| SHORT PROBLEM |
Images must not appear in your copy; reproduce every other part of the records exactly.

| SOURCE MATERIAL |
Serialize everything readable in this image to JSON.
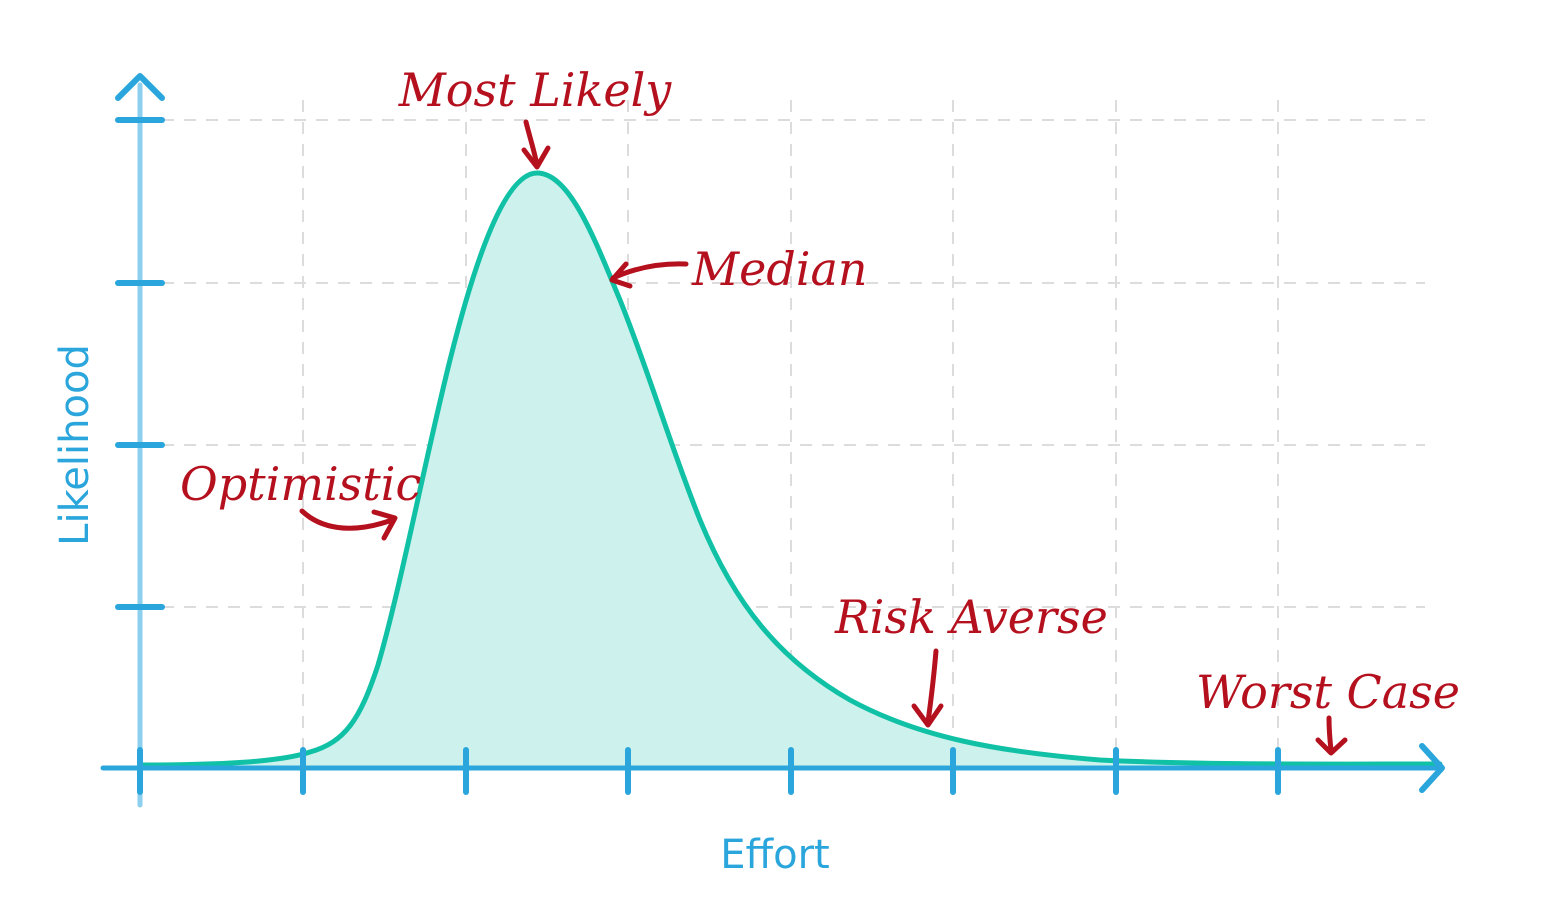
{
  "diagram": {
    "x_axis_label": "Effort",
    "y_axis_label": "Likelihood",
    "annotations": {
      "most_likely": "Most Likely",
      "median": "Median",
      "optimistic": "Optimistic",
      "risk_averse": "Risk Averse",
      "worst_case": "Worst Case"
    },
    "colors": {
      "axis": "#2aa6dc",
      "axis_light": "#8ccfee",
      "curve": "#10c1a6",
      "fill": "#cdf1ec",
      "grid": "#dcdcdc",
      "annotation": "#b5101e"
    }
  }
}
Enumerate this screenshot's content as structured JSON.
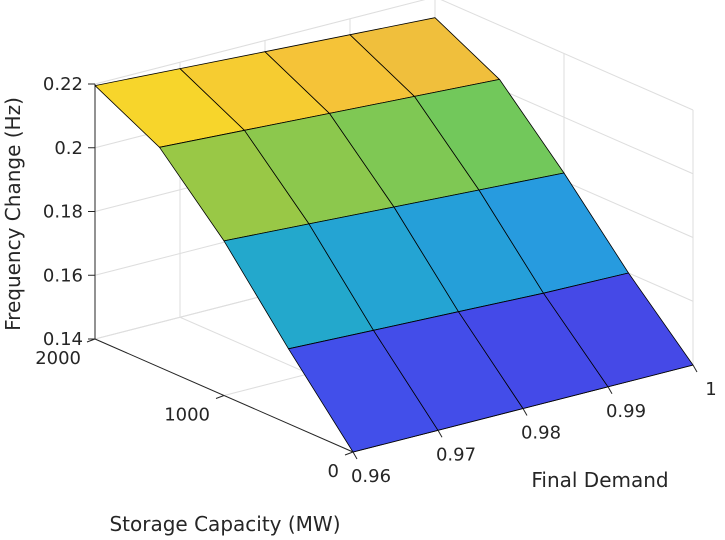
{
  "chart_data": {
    "type": "surface",
    "title": "",
    "xlabel": "Final Demand",
    "ylabel": "Storage Capacity (MW)",
    "zlabel": "Frequency Change (Hz)",
    "x": [
      0.96,
      0.97,
      0.98,
      0.99,
      1.0
    ],
    "y": [
      0,
      500,
      1000,
      1500,
      2000
    ],
    "z": [
      [
        0.14,
        0.14,
        0.14,
        0.14,
        0.14
      ],
      [
        0.1635,
        0.1625,
        0.1615,
        0.1605,
        0.16
      ],
      [
        0.1885,
        0.187,
        0.1855,
        0.184,
        0.1825
      ],
      [
        0.209,
        0.2075,
        0.206,
        0.2045,
        0.203
      ],
      [
        0.2195,
        0.218,
        0.2165,
        0.215,
        0.2135
      ]
    ],
    "xlim": [
      0.96,
      1.0
    ],
    "ylim": [
      0,
      2000
    ],
    "zlim": [
      0.14,
      0.22
    ],
    "x_ticks": [
      "0.96",
      "0.97",
      "0.98",
      "0.99",
      "1"
    ],
    "y_ticks": [
      "0",
      "1000",
      "2000"
    ],
    "z_ticks": [
      "0.14",
      "0.16",
      "0.18",
      "0.2",
      "0.22"
    ],
    "colormap": "parula",
    "grid": true
  }
}
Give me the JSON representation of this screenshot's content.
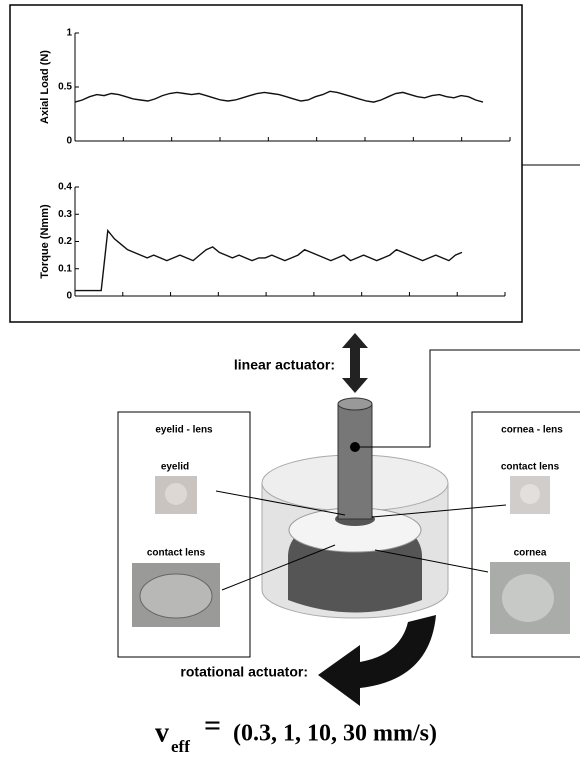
{
  "chart_data": [
    {
      "type": "line",
      "ylabel": "Axial Load (N)",
      "ylim": [
        0,
        1
      ],
      "yticks": [
        0,
        0.5,
        1
      ],
      "color": "#111111",
      "values": [
        0.36,
        0.38,
        0.41,
        0.43,
        0.42,
        0.44,
        0.43,
        0.41,
        0.39,
        0.38,
        0.37,
        0.39,
        0.42,
        0.44,
        0.45,
        0.44,
        0.43,
        0.44,
        0.42,
        0.4,
        0.38,
        0.37,
        0.38,
        0.4,
        0.42,
        0.44,
        0.45,
        0.44,
        0.43,
        0.41,
        0.39,
        0.37,
        0.38,
        0.41,
        0.43,
        0.46,
        0.45,
        0.43,
        0.41,
        0.39,
        0.37,
        0.36,
        0.38,
        0.41,
        0.44,
        0.45,
        0.43,
        0.41,
        0.4,
        0.42,
        0.43,
        0.41,
        0.4,
        0.42,
        0.41,
        0.38,
        0.36
      ]
    },
    {
      "type": "line",
      "ylabel": "Torque (Nmm)",
      "ylim": [
        0,
        0.4
      ],
      "yticks": [
        0,
        0.1,
        0.2,
        0.3,
        0.4
      ],
      "color": "#111111",
      "values": [
        0.02,
        0.02,
        0.02,
        0.02,
        0.02,
        0.24,
        0.21,
        0.19,
        0.17,
        0.16,
        0.15,
        0.14,
        0.15,
        0.14,
        0.13,
        0.14,
        0.15,
        0.14,
        0.13,
        0.15,
        0.17,
        0.18,
        0.16,
        0.15,
        0.14,
        0.15,
        0.14,
        0.13,
        0.14,
        0.14,
        0.15,
        0.14,
        0.13,
        0.14,
        0.15,
        0.17,
        0.16,
        0.15,
        0.14,
        0.13,
        0.14,
        0.15,
        0.13,
        0.14,
        0.15,
        0.14,
        0.13,
        0.14,
        0.15,
        0.17,
        0.16,
        0.15,
        0.14,
        0.13,
        0.14,
        0.15,
        0.14,
        0.13,
        0.15,
        0.16
      ]
    }
  ],
  "diagram": {
    "linear_actuator": "linear actuator:",
    "rotational_actuator": "rotational actuator:",
    "left_panel": {
      "title": "eyelid - lens",
      "labels": [
        "eyelid",
        "contact lens"
      ]
    },
    "right_panel": {
      "title": "cornea - lens",
      "labels": [
        "contact lens",
        "cornea"
      ]
    },
    "formula": {
      "symbol": "v",
      "subscript": "eff",
      "equals": "=",
      "text": "(0.3, 1, 10, 30 mm/s)"
    }
  }
}
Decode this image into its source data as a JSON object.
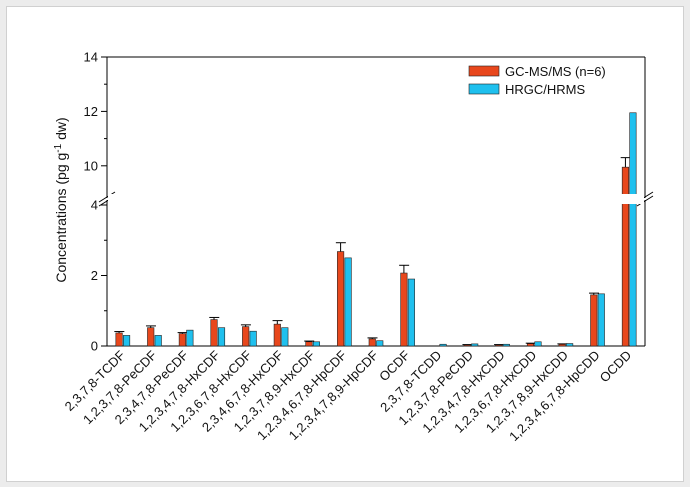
{
  "chart_data": {
    "type": "bar",
    "ylabel": "Concentrations (pg g",
    "ylabel_sup": "-1",
    "ylabel_tail": " dw)",
    "y_axis_break": [
      4,
      9
    ],
    "ylim_lower": [
      0,
      4
    ],
    "ylim_upper": [
      9,
      14
    ],
    "yticks_lower": [
      "0",
      "2",
      "4"
    ],
    "yticks_upper": [
      "10",
      "12",
      "14"
    ],
    "categories": [
      "2,3,7,8-TCDF",
      "1,2,3,7,8-PeCDF",
      "2,3,4,7,8-PeCDF",
      "1,2,3,4,7,8-HxCDF",
      "1,2,3,6,7,8-HxCDF",
      "2,3,4,6,7,8-HxCDF",
      "1,2,3,7,8,9-HxCDF",
      "1,2,3,4,6,7,8-HpCDF",
      "1,2,3,4,7,8,9-HpCDF",
      "OCDF",
      "2,3,7,8-TCDD",
      "1,2,3,7,8-PeCDD",
      "1,2,3,4,7,8-HxCDD",
      "1,2,3,6,7,8-HxCDD",
      "1,2,3,7,8,9-HxCDD",
      "1,2,3,4,6,7,8-HpCDD",
      "OCDD"
    ],
    "series": [
      {
        "name": "GC-MS/MS (n=6)",
        "color": "#e8471c",
        "values": [
          0.37,
          0.52,
          0.35,
          0.75,
          0.55,
          0.62,
          0.12,
          2.68,
          0.2,
          2.07,
          0.0,
          0.03,
          0.03,
          0.07,
          0.05,
          1.45,
          9.95
        ],
        "errors": [
          0.04,
          0.05,
          0.03,
          0.06,
          0.05,
          0.1,
          0.02,
          0.25,
          0.03,
          0.22,
          0.0,
          0.01,
          0.01,
          0.01,
          0.01,
          0.05,
          0.35
        ]
      },
      {
        "name": "HRGC/HRMS",
        "color": "#1fc0ee",
        "values": [
          0.3,
          0.3,
          0.45,
          0.52,
          0.42,
          0.52,
          0.12,
          2.5,
          0.15,
          1.9,
          0.05,
          0.06,
          0.05,
          0.12,
          0.07,
          1.48,
          11.95
        ]
      }
    ],
    "legend_position": "top-right",
    "grid": false
  }
}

| RESPONSE TO THIS EXERCISE |
Serialize everything readable in this image to JSON.
{
  "diagram": {
    "x_axis_label": "Effort",
    "y_axis_label": "Likelihood",
    "annotations": {
      "most_likely": "Most Likely",
      "median": "Median",
      "optimistic": "Optimistic",
      "risk_averse": "Risk Averse",
      "worst_case": "Worst Case"
    },
    "colors": {
      "axis": "#2aa6dc",
      "axis_light": "#8ccfee",
      "curve": "#10c1a6",
      "fill": "#cdf1ec",
      "grid": "#dcdcdc",
      "annotation": "#b5101e"
    }
  }
}
Enumerate this screenshot's content as structured JSON.
{
  "chart_data": {
    "type": "surface",
    "title": "",
    "xlabel": "Final Demand",
    "ylabel": "Storage Capacity (MW)",
    "zlabel": "Frequency Change (Hz)",
    "x": [
      0.96,
      0.97,
      0.98,
      0.99,
      1.0
    ],
    "y": [
      0,
      500,
      1000,
      1500,
      2000
    ],
    "z": [
      [
        0.14,
        0.14,
        0.14,
        0.14,
        0.14
      ],
      [
        0.1635,
        0.1625,
        0.1615,
        0.1605,
        0.16
      ],
      [
        0.1885,
        0.187,
        0.1855,
        0.184,
        0.1825
      ],
      [
        0.209,
        0.2075,
        0.206,
        0.2045,
        0.203
      ],
      [
        0.2195,
        0.218,
        0.2165,
        0.215,
        0.2135
      ]
    ],
    "xlim": [
      0.96,
      1.0
    ],
    "ylim": [
      0,
      2000
    ],
    "zlim": [
      0.14,
      0.22
    ],
    "x_ticks": [
      "0.96",
      "0.97",
      "0.98",
      "0.99",
      "1"
    ],
    "y_ticks": [
      "0",
      "1000",
      "2000"
    ],
    "z_ticks": [
      "0.14",
      "0.16",
      "0.18",
      "0.2",
      "0.22"
    ],
    "colormap": "parula",
    "grid": true
  }
}
Give me the JSON representation of this screenshot's content.
{
  "chart_data": [
    {
      "type": "line",
      "ylabel": "Axial Load (N)",
      "ylim": [
        0,
        1
      ],
      "yticks": [
        0,
        0.5,
        1
      ],
      "color": "#111111",
      "values": [
        0.36,
        0.38,
        0.41,
        0.43,
        0.42,
        0.44,
        0.43,
        0.41,
        0.39,
        0.38,
        0.37,
        0.39,
        0.42,
        0.44,
        0.45,
        0.44,
        0.43,
        0.44,
        0.42,
        0.4,
        0.38,
        0.37,
        0.38,
        0.4,
        0.42,
        0.44,
        0.45,
        0.44,
        0.43,
        0.41,
        0.39,
        0.37,
        0.38,
        0.41,
        0.43,
        0.46,
        0.45,
        0.43,
        0.41,
        0.39,
        0.37,
        0.36,
        0.38,
        0.41,
        0.44,
        0.45,
        0.43,
        0.41,
        0.4,
        0.42,
        0.43,
        0.41,
        0.4,
        0.42,
        0.41,
        0.38,
        0.36
      ]
    },
    {
      "type": "line",
      "ylabel": "Torque (Nmm)",
      "ylim": [
        0,
        0.4
      ],
      "yticks": [
        0,
        0.1,
        0.2,
        0.3,
        0.4
      ],
      "color": "#111111",
      "values": [
        0.02,
        0.02,
        0.02,
        0.02,
        0.02,
        0.24,
        0.21,
        0.19,
        0.17,
        0.16,
        0.15,
        0.14,
        0.15,
        0.14,
        0.13,
        0.14,
        0.15,
        0.14,
        0.13,
        0.15,
        0.17,
        0.18,
        0.16,
        0.15,
        0.14,
        0.15,
        0.14,
        0.13,
        0.14,
        0.14,
        0.15,
        0.14,
        0.13,
        0.14,
        0.15,
        0.17,
        0.16,
        0.15,
        0.14,
        0.13,
        0.14,
        0.15,
        0.13,
        0.14,
        0.15,
        0.14,
        0.13,
        0.14,
        0.15,
        0.17,
        0.16,
        0.15,
        0.14,
        0.13,
        0.14,
        0.15,
        0.14,
        0.13,
        0.15,
        0.16
      ]
    }
  ],
  "diagram": {
    "linear_actuator": "linear actuator:",
    "rotational_actuator": "rotational actuator:",
    "left_panel": {
      "title": "eyelid - lens",
      "labels": [
        "eyelid",
        "contact lens"
      ]
    },
    "right_panel": {
      "title": "cornea - lens",
      "labels": [
        "contact lens",
        "cornea"
      ]
    },
    "formula": {
      "symbol": "v",
      "subscript": "eff",
      "equals": "=",
      "text": "(0.3, 1, 10, 30 mm/s)"
    }
  }
}
Decode this image into its source data as a JSON object.
{
  "chart_data": {
    "type": "bar",
    "ylabel": "Concentrations (pg g",
    "ylabel_sup": "-1",
    "ylabel_tail": " dw)",
    "y_axis_break": [
      4,
      9
    ],
    "ylim_lower": [
      0,
      4
    ],
    "ylim_upper": [
      9,
      14
    ],
    "yticks_lower": [
      "0",
      "2",
      "4"
    ],
    "yticks_upper": [
      "10",
      "12",
      "14"
    ],
    "categories": [
      "2,3,7,8-TCDF",
      "1,2,3,7,8-PeCDF",
      "2,3,4,7,8-PeCDF",
      "1,2,3,4,7,8-HxCDF",
      "1,2,3,6,7,8-HxCDF",
      "2,3,4,6,7,8-HxCDF",
      "1,2,3,7,8,9-HxCDF",
      "1,2,3,4,6,7,8-HpCDF",
      "1,2,3,4,7,8,9-HpCDF",
      "OCDF",
      "2,3,7,8-TCDD",
      "1,2,3,7,8-PeCDD",
      "1,2,3,4,7,8-HxCDD",
      "1,2,3,6,7,8-HxCDD",
      "1,2,3,7,8,9-HxCDD",
      "1,2,3,4,6,7,8-HpCDD",
      "OCDD"
    ],
    "series": [
      {
        "name": "GC-MS/MS (n=6)",
        "color": "#e8471c",
        "values": [
          0.37,
          0.52,
          0.35,
          0.75,
          0.55,
          0.62,
          0.12,
          2.68,
          0.2,
          2.07,
          0.0,
          0.03,
          0.03,
          0.07,
          0.05,
          1.45,
          9.95
        ],
        "errors": [
          0.04,
          0.05,
          0.03,
          0.06,
          0.05,
          0.1,
          0.02,
          0.25,
          0.03,
          0.22,
          0.0,
          0.01,
          0.01,
          0.01,
          0.01,
          0.05,
          0.35
        ]
      },
      {
        "name": "HRGC/HRMS",
        "color": "#1fc0ee",
        "values": [
          0.3,
          0.3,
          0.45,
          0.52,
          0.42,
          0.52,
          0.12,
          2.5,
          0.15,
          1.9,
          0.05,
          0.06,
          0.05,
          0.12,
          0.07,
          1.48,
          11.95
        ]
      }
    ],
    "legend_position": "top-right",
    "grid": false
  }
}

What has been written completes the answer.